Set task :: Can you write out all the lines word for word, with no pictures?

==*==

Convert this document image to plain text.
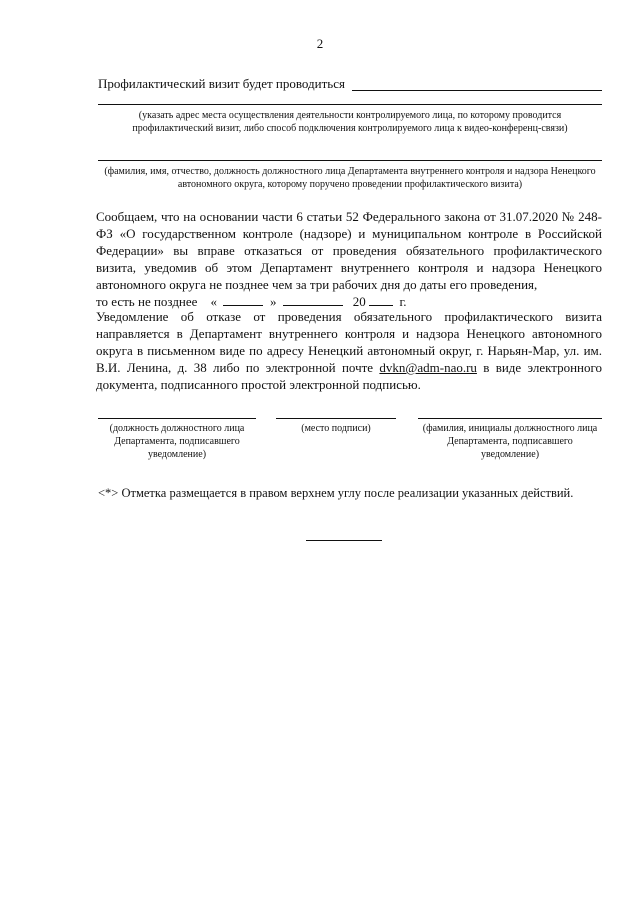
2
Профилактический визит будет проводиться
(указать адрес места осуществления деятельности контролируемого лица, по которому проводится профилактический визит, либо способ подключения контролируемого лица к видео-конференц-связи)
(фамилия, имя, отчество, должность должностного лица Департамента внутреннего контроля и надзора Ненецкого автономного округа, которому поручено проведении профилактического визита)

Сообщаем, что на основании части 6 статьи 52 Федерального закона от 31.07.2020 № 248-ФЗ «О государственном контроле (надзоре) и муниципальном контроле в Российской Федерации» вы вправе отказаться от проведения обязательного профилактического визита, уведомив об этом Департамент внутреннего контроля и надзора Ненецкого автономного округа не позднее чем за три рабочих дня до даты его проведения,

то есть не позднее «	»	20	г.

Уведомление об отказе от проведения обязательного профилактического визита направляется в Департамент внутреннего контроля и надзора Ненецкого автономного округа в письменном виде по адресу Ненецкий автономный округ, г. Нарьян-Мар, ул. им. В.И. Ленина, д. 38 либо по электронной почте dvkn@adm-nao.ru в виде электронного документа, подписанного простой электронной подписью.

(должность должностного лица Департамента, подписавшего уведомление)
(место подписи)	(фамилия, инициалы должностного лица Департамента, подписавшего уведомление)
<*> Отметка размещается в правом верхнем углу после реализации указанных действий.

==*==

Answer to the problem ::
Convert this document image to plain text.
2
Профилактический визит будет проводиться
(указать адрес места осуществления деятельности контролируемого лица, по которому проводится профилактический визит, либо способ подключения контролируемого лица к видео-конференц-связи)
(фамилия, имя, отчество, должность должностного лица Департамента внутреннего контроля и надзора Ненецкого автономного округа, которому поручено проведении профилактического визита)

Сообщаем, что на основании части 6 статьи 52 Федерального закона от 31.07.2020 № 248-ФЗ «О государственном контроле (надзоре) и муниципальном контроле в Российской Федерации» вы вправе отказаться от проведения обязательного профилактического визита, уведомив об этом Департамент внутреннего контроля и надзора Ненецкого автономного округа не позднее чем за три рабочих дня до даты его проведения,

то есть не позднее «	»	20	г.

Уведомление об отказе от проведения обязательного профилактического визита направляется в Департамент внутреннего контроля и надзора Ненецкого автономного округа в письменном виде по адресу Ненецкий автономный округ, г. Нарьян-Мар, ул. им. В.И. Ленина, д. 38 либо по электронной почте dvkn@adm-nao.ru в виде электронного документа, подписанного простой электронной подписью.

(должность должностного лица Департамента, подписавшего уведомление)
(место подписи)	(фамилия, инициалы должностного лица Департамента, подписавшего уведомление)
<*> Отметка размещается в правом верхнем углу после реализации указанных действий.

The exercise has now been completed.